> **WORK TO DO**
The entries below should be given again exactly, minus their pictures.
----
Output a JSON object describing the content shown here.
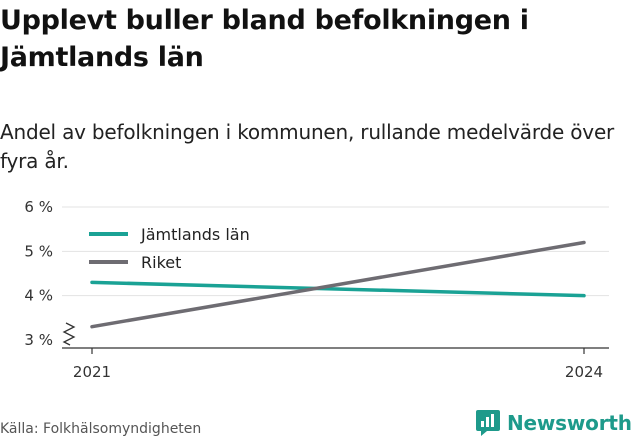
{
  "header": {
    "title": "Upplevt buller bland befolkningen i Jämtlands län",
    "subtitle": "Andel av befolkningen i kommunen, rullande medelvärde över fyra år."
  },
  "footer": {
    "source": "Källa: Folkhälsomyndigheten",
    "brand": "Newsworthy",
    "brand_color": "#1e9a8b"
  },
  "chart_data": {
    "type": "line",
    "x": [
      2021,
      2024
    ],
    "series": [
      {
        "name": "Jämtlands län",
        "values": [
          4.3,
          4.0
        ],
        "color": "#1aa295"
      },
      {
        "name": "Riket",
        "values": [
          3.3,
          5.2
        ],
        "color": "#6e6c72"
      }
    ],
    "xticks": [
      "2021",
      "2024"
    ],
    "yticks": [
      "3 %",
      "4 %",
      "5 %",
      "6 %"
    ],
    "ylim": [
      3,
      6
    ],
    "xlim": [
      2021,
      2024
    ],
    "grid": true,
    "legend": "top-left",
    "y_axis_break": true
  }
}
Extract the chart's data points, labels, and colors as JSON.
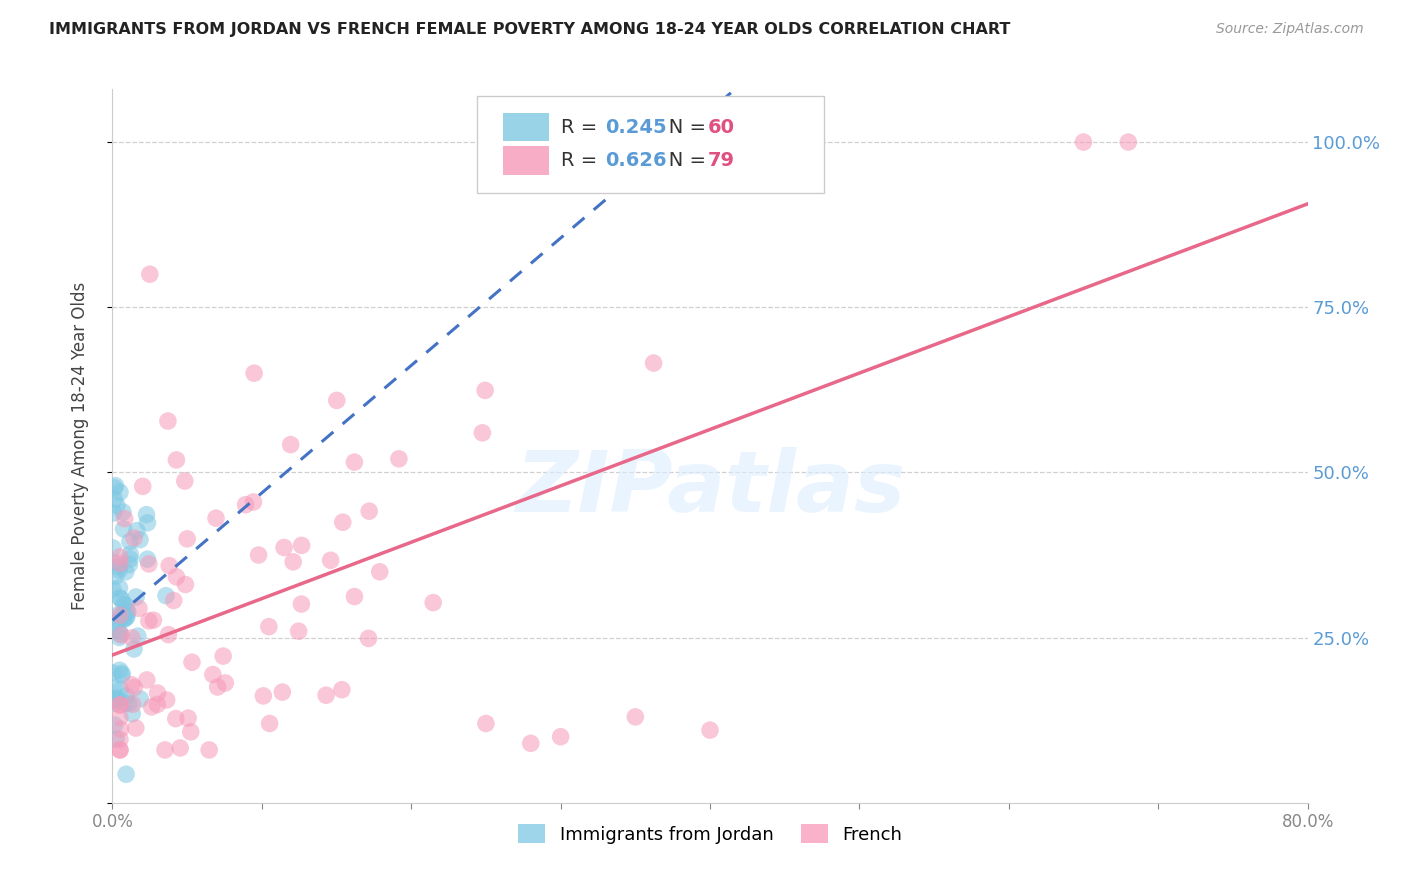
{
  "title": "IMMIGRANTS FROM JORDAN VS FRENCH FEMALE POVERTY AMONG 18-24 YEAR OLDS CORRELATION CHART",
  "source": "Source: ZipAtlas.com",
  "ylabel": "Female Poverty Among 18-24 Year Olds",
  "xmin": 0.0,
  "xmax": 0.8,
  "ymin": 0.0,
  "ymax": 1.08,
  "legend1_label": "Immigrants from Jordan",
  "legend2_label": "French",
  "R_jordan": 0.245,
  "N_jordan": 60,
  "R_french": 0.626,
  "N_french": 79,
  "scatter_jordan_color": "#7ec8e3",
  "scatter_french_color": "#f799b8",
  "line_jordan_color": "#4472c4",
  "line_french_color": "#e8688a",
  "background_color": "#ffffff",
  "grid_color": "#d0d0d0",
  "watermark": "ZIPatlas",
  "watermark_color": "#ddeeff",
  "title_color": "#222222",
  "source_color": "#999999",
  "ylabel_color": "#444444",
  "tick_color": "#888888",
  "right_tick_color": "#5b9bd5",
  "legend_R_color": "#5b9bd5",
  "legend_N_color": "#e05080"
}
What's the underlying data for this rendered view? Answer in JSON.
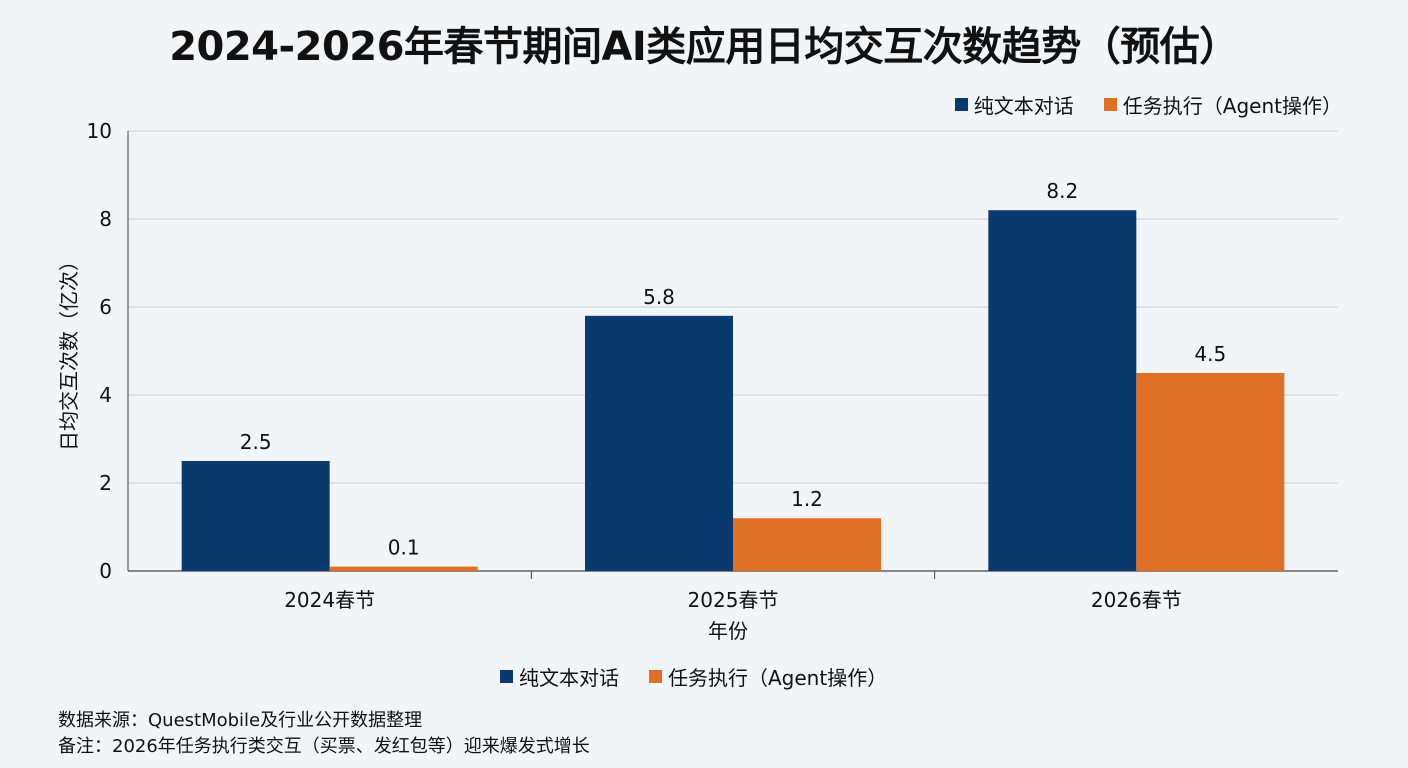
{
  "chart_data": {
    "type": "bar",
    "title": "2024-2026年春节期间AI类应用日均交互次数趋势（预估）",
    "xlabel": "年份",
    "ylabel": "日均交互次数（亿次）",
    "categories": [
      "2024春节",
      "2025春节",
      "2026春节"
    ],
    "series": [
      {
        "name": "纯文本对话",
        "values": [
          2.5,
          5.8,
          8.2
        ],
        "color": "#0b3a6e"
      },
      {
        "name": "任务执行（Agent操作）",
        "values": [
          0.1,
          1.2,
          4.5
        ],
        "color": "#e07026"
      }
    ],
    "ylim": [
      0,
      10
    ],
    "yticks": [
      0,
      2,
      4,
      6,
      8,
      10
    ],
    "grid": true,
    "legend_placement": "top-right and bottom-center"
  },
  "notes": {
    "source": "数据来源：QuestMobile及行业公开数据整理",
    "remark": "备注：2026年任务执行类交互（买票、发红包等）迎来爆发式增长"
  }
}
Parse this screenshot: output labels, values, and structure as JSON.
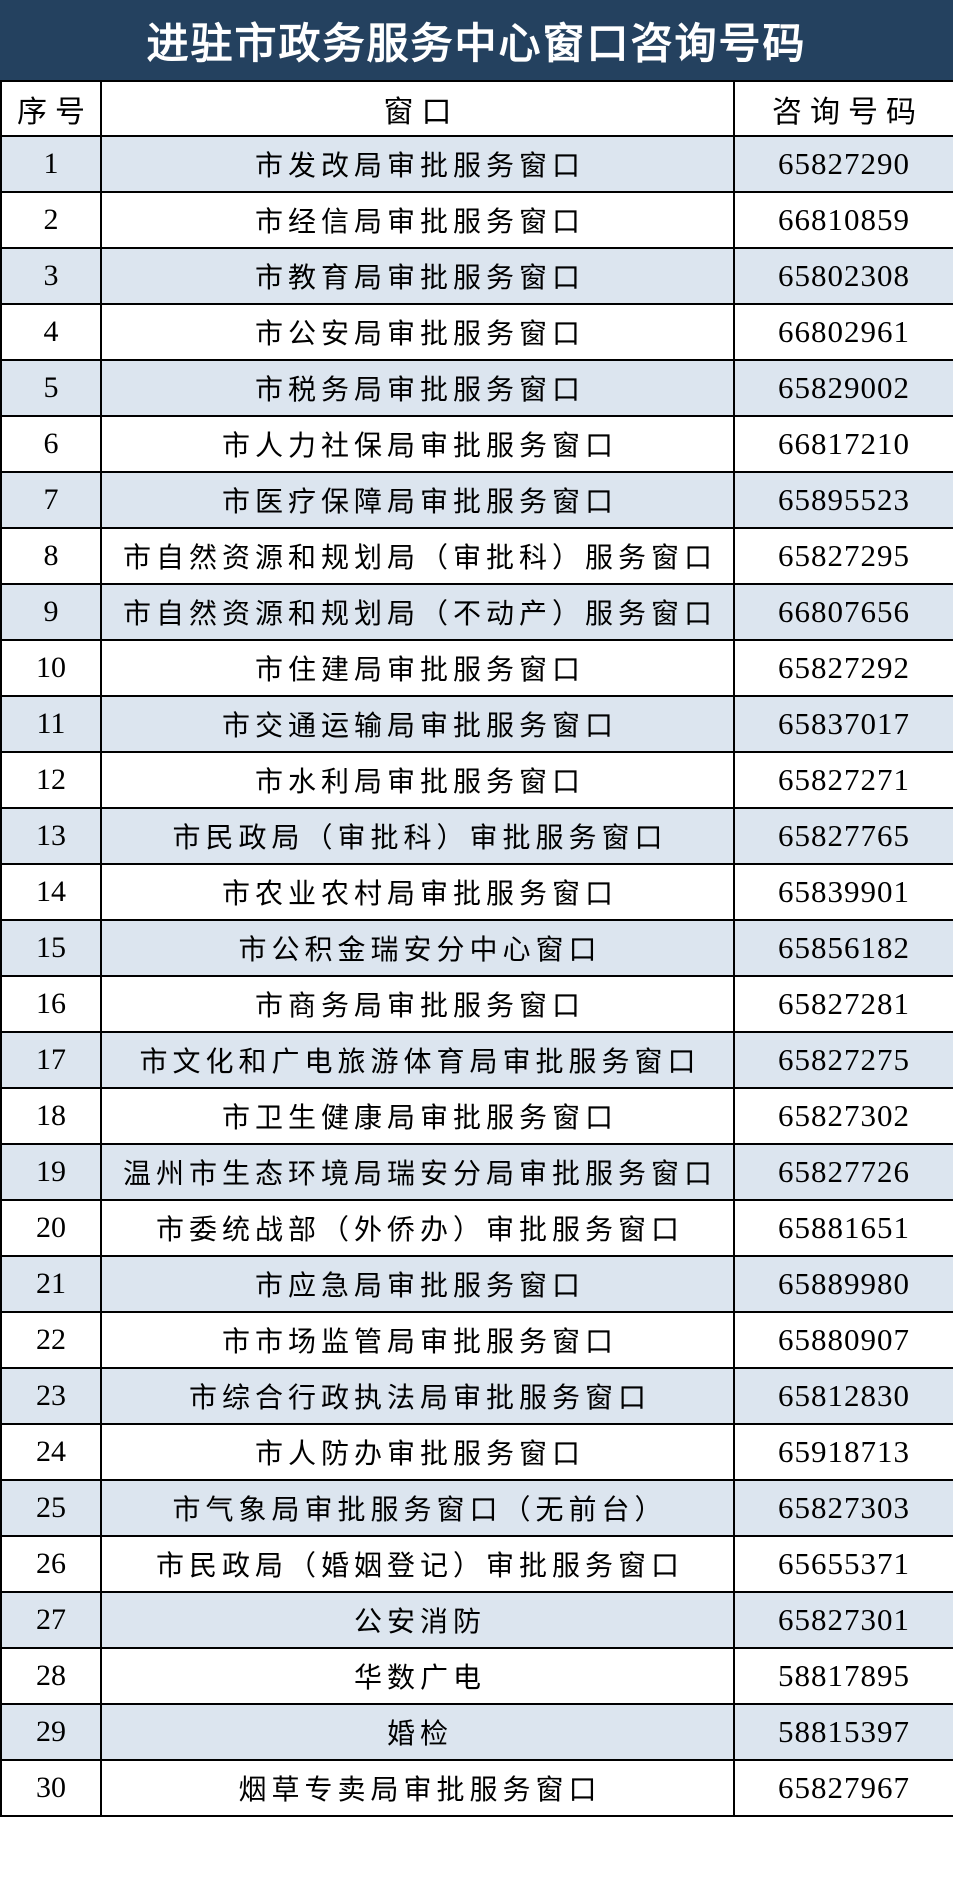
{
  "page_title": "进驻市政务服务中心窗口咨询号码",
  "colors": {
    "title_bg": "#24415F",
    "title_text": "#FFFFFF",
    "row_alt": "#DCE5EF",
    "border": "#000000"
  },
  "table": {
    "headers": {
      "index": "序号",
      "window": "窗口",
      "phone": "咨询号码"
    },
    "rows": [
      {
        "no": "1",
        "window": "市发改局审批服务窗口",
        "phone": "65827290"
      },
      {
        "no": "2",
        "window": "市经信局审批服务窗口",
        "phone": "66810859"
      },
      {
        "no": "3",
        "window": "市教育局审批服务窗口",
        "phone": "65802308"
      },
      {
        "no": "4",
        "window": "市公安局审批服务窗口",
        "phone": "66802961"
      },
      {
        "no": "5",
        "window": "市税务局审批服务窗口",
        "phone": "65829002"
      },
      {
        "no": "6",
        "window": "市人力社保局审批服务窗口",
        "phone": "66817210"
      },
      {
        "no": "7",
        "window": "市医疗保障局审批服务窗口",
        "phone": "65895523"
      },
      {
        "no": "8",
        "window": "市自然资源和规划局（审批科）服务窗口",
        "phone": "65827295"
      },
      {
        "no": "9",
        "window": "市自然资源和规划局（不动产）服务窗口",
        "phone": "66807656"
      },
      {
        "no": "10",
        "window": "市住建局审批服务窗口",
        "phone": "65827292"
      },
      {
        "no": "11",
        "window": "市交通运输局审批服务窗口",
        "phone": "65837017"
      },
      {
        "no": "12",
        "window": "市水利局审批服务窗口",
        "phone": "65827271"
      },
      {
        "no": "13",
        "window": "市民政局（审批科）审批服务窗口",
        "phone": "65827765"
      },
      {
        "no": "14",
        "window": "市农业农村局审批服务窗口",
        "phone": "65839901"
      },
      {
        "no": "15",
        "window": "市公积金瑞安分中心窗口",
        "phone": "65856182"
      },
      {
        "no": "16",
        "window": "市商务局审批服务窗口",
        "phone": "65827281"
      },
      {
        "no": "17",
        "window": "市文化和广电旅游体育局审批服务窗口",
        "phone": "65827275"
      },
      {
        "no": "18",
        "window": "市卫生健康局审批服务窗口",
        "phone": "65827302"
      },
      {
        "no": "19",
        "window": "温州市生态环境局瑞安分局审批服务窗口",
        "phone": "65827726"
      },
      {
        "no": "20",
        "window": "市委统战部（外侨办）审批服务窗口",
        "phone": "65881651"
      },
      {
        "no": "21",
        "window": "市应急局审批服务窗口",
        "phone": "65889980"
      },
      {
        "no": "22",
        "window": "市市场监管局审批服务窗口",
        "phone": "65880907"
      },
      {
        "no": "23",
        "window": "市综合行政执法局审批服务窗口",
        "phone": "65812830"
      },
      {
        "no": "24",
        "window": "市人防办审批服务窗口",
        "phone": "65918713"
      },
      {
        "no": "25",
        "window": "市气象局审批服务窗口（无前台）",
        "phone": "65827303"
      },
      {
        "no": "26",
        "window": "市民政局（婚姻登记）审批服务窗口",
        "phone": "65655371"
      },
      {
        "no": "27",
        "window": "公安消防",
        "phone": "65827301"
      },
      {
        "no": "28",
        "window": "华数广电",
        "phone": "58817895"
      },
      {
        "no": "29",
        "window": "婚检",
        "phone": "58815397"
      },
      {
        "no": "30",
        "window": "烟草专卖局审批服务窗口",
        "phone": "65827967"
      }
    ]
  }
}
----
> **REPLY**
Output a JSON object describing the content shown here.
{
  "header": {
    "title": "Upplevt buller bland befolkningen i Jämtlands län",
    "subtitle": "Andel av befolkningen i kommunen, rullande medelvärde över fyra år."
  },
  "footer": {
    "source": "Källa: Folkhälsomyndigheten",
    "brand": "Newsworthy",
    "brand_color": "#1e9a8b"
  },
  "chart_data": {
    "type": "line",
    "x": [
      2021,
      2024
    ],
    "series": [
      {
        "name": "Jämtlands län",
        "values": [
          4.3,
          4.0
        ],
        "color": "#1aa295"
      },
      {
        "name": "Riket",
        "values": [
          3.3,
          5.2
        ],
        "color": "#6e6c72"
      }
    ],
    "xticks": [
      "2021",
      "2024"
    ],
    "yticks": [
      "3 %",
      "4 %",
      "5 %",
      "6 %"
    ],
    "ylim": [
      3,
      6
    ],
    "xlim": [
      2021,
      2024
    ],
    "grid": true,
    "legend": "top-left",
    "y_axis_break": true
  }
}
Extract the chart's data points, labels, and colors as JSON.
{
  "title": "IMMIGRANTS FROM JORDAN VS FRENCH FEMALE POVERTY AMONG 18-24 YEAR OLDS CORRELATION CHART",
  "source": "Source: ZipAtlas.com",
  "ylabel": "Female Poverty Among 18-24 Year Olds",
  "xmin": 0.0,
  "xmax": 0.8,
  "ymin": 0.0,
  "ymax": 1.08,
  "legend1_label": "Immigrants from Jordan",
  "legend2_label": "French",
  "R_jordan": 0.245,
  "N_jordan": 60,
  "R_french": 0.626,
  "N_french": 79,
  "scatter_jordan_color": "#7ec8e3",
  "scatter_french_color": "#f799b8",
  "line_jordan_color": "#4472c4",
  "line_french_color": "#e8688a",
  "background_color": "#ffffff",
  "grid_color": "#d0d0d0",
  "watermark": "ZIPatlas",
  "watermark_color": "#ddeeff",
  "title_color": "#222222",
  "source_color": "#999999",
  "ylabel_color": "#444444",
  "tick_color": "#888888",
  "right_tick_color": "#5b9bd5",
  "legend_R_color": "#5b9bd5",
  "legend_N_color": "#e05080"
}
What's the underlying data for this rendered view? Answer in JSON.
{
  "chart_data": {
    "type": "bar",
    "title": "2024-2026年春节期间AI类应用日均交互次数趋势（预估）",
    "xlabel": "年份",
    "ylabel": "日均交互次数（亿次）",
    "categories": [
      "2024春节",
      "2025春节",
      "2026春节"
    ],
    "series": [
      {
        "name": "纯文本对话",
        "values": [
          2.5,
          5.8,
          8.2
        ],
        "color": "#0b3a6e"
      },
      {
        "name": "任务执行（Agent操作）",
        "values": [
          0.1,
          1.2,
          4.5
        ],
        "color": "#e07026"
      }
    ],
    "ylim": [
      0,
      10
    ],
    "yticks": [
      0,
      2,
      4,
      6,
      8,
      10
    ],
    "grid": true,
    "legend_placement": "top-right and bottom-center"
  },
  "notes": {
    "source": "数据来源：QuestMobile及行业公开数据整理",
    "remark": "备注：2026年任务执行类交互（买票、发红包等）迎来爆发式增长"
  }
}
Parse this screenshot: output labels, values, and structure as JSON.
{
  "page_title": "进驻市政务服务中心窗口咨询号码",
  "colors": {
    "title_bg": "#24415F",
    "title_text": "#FFFFFF",
    "row_alt": "#DCE5EF",
    "border": "#000000"
  },
  "table": {
    "headers": {
      "index": "序号",
      "window": "窗口",
      "phone": "咨询号码"
    },
    "rows": [
      {
        "no": "1",
        "window": "市发改局审批服务窗口",
        "phone": "65827290"
      },
      {
        "no": "2",
        "window": "市经信局审批服务窗口",
        "phone": "66810859"
      },
      {
        "no": "3",
        "window": "市教育局审批服务窗口",
        "phone": "65802308"
      },
      {
        "no": "4",
        "window": "市公安局审批服务窗口",
        "phone": "66802961"
      },
      {
        "no": "5",
        "window": "市税务局审批服务窗口",
        "phone": "65829002"
      },
      {
        "no": "6",
        "window": "市人力社保局审批服务窗口",
        "phone": "66817210"
      },
      {
        "no": "7",
        "window": "市医疗保障局审批服务窗口",
        "phone": "65895523"
      },
      {
        "no": "8",
        "window": "市自然资源和规划局（审批科）服务窗口",
        "phone": "65827295"
      },
      {
        "no": "9",
        "window": "市自然资源和规划局（不动产）服务窗口",
        "phone": "66807656"
      },
      {
        "no": "10",
        "window": "市住建局审批服务窗口",
        "phone": "65827292"
      },
      {
        "no": "11",
        "window": "市交通运输局审批服务窗口",
        "phone": "65837017"
      },
      {
        "no": "12",
        "window": "市水利局审批服务窗口",
        "phone": "65827271"
      },
      {
        "no": "13",
        "window": "市民政局（审批科）审批服务窗口",
        "phone": "65827765"
      },
      {
        "no": "14",
        "window": "市农业农村局审批服务窗口",
        "phone": "65839901"
      },
      {
        "no": "15",
        "window": "市公积金瑞安分中心窗口",
        "phone": "65856182"
      },
      {
        "no": "16",
        "window": "市商务局审批服务窗口",
        "phone": "65827281"
      },
      {
        "no": "17",
        "window": "市文化和广电旅游体育局审批服务窗口",
        "phone": "65827275"
      },
      {
        "no": "18",
        "window": "市卫生健康局审批服务窗口",
        "phone": "65827302"
      },
      {
        "no": "19",
        "window": "温州市生态环境局瑞安分局审批服务窗口",
        "phone": "65827726"
      },
      {
        "no": "20",
        "window": "市委统战部（外侨办）审批服务窗口",
        "phone": "65881651"
      },
      {
        "no": "21",
        "window": "市应急局审批服务窗口",
        "phone": "65889980"
      },
      {
        "no": "22",
        "window": "市市场监管局审批服务窗口",
        "phone": "65880907"
      },
      {
        "no": "23",
        "window": "市综合行政执法局审批服务窗口",
        "phone": "65812830"
      },
      {
        "no": "24",
        "window": "市人防办审批服务窗口",
        "phone": "65918713"
      },
      {
        "no": "25",
        "window": "市气象局审批服务窗口（无前台）",
        "phone": "65827303"
      },
      {
        "no": "26",
        "window": "市民政局（婚姻登记）审批服务窗口",
        "phone": "65655371"
      },
      {
        "no": "27",
        "window": "公安消防",
        "phone": "65827301"
      },
      {
        "no": "28",
        "window": "华数广电",
        "phone": "58817895"
      },
      {
        "no": "29",
        "window": "婚检",
        "phone": "58815397"
      },
      {
        "no": "30",
        "window": "烟草专卖局审批服务窗口",
        "phone": "65827967"
      }
    ]
  }
}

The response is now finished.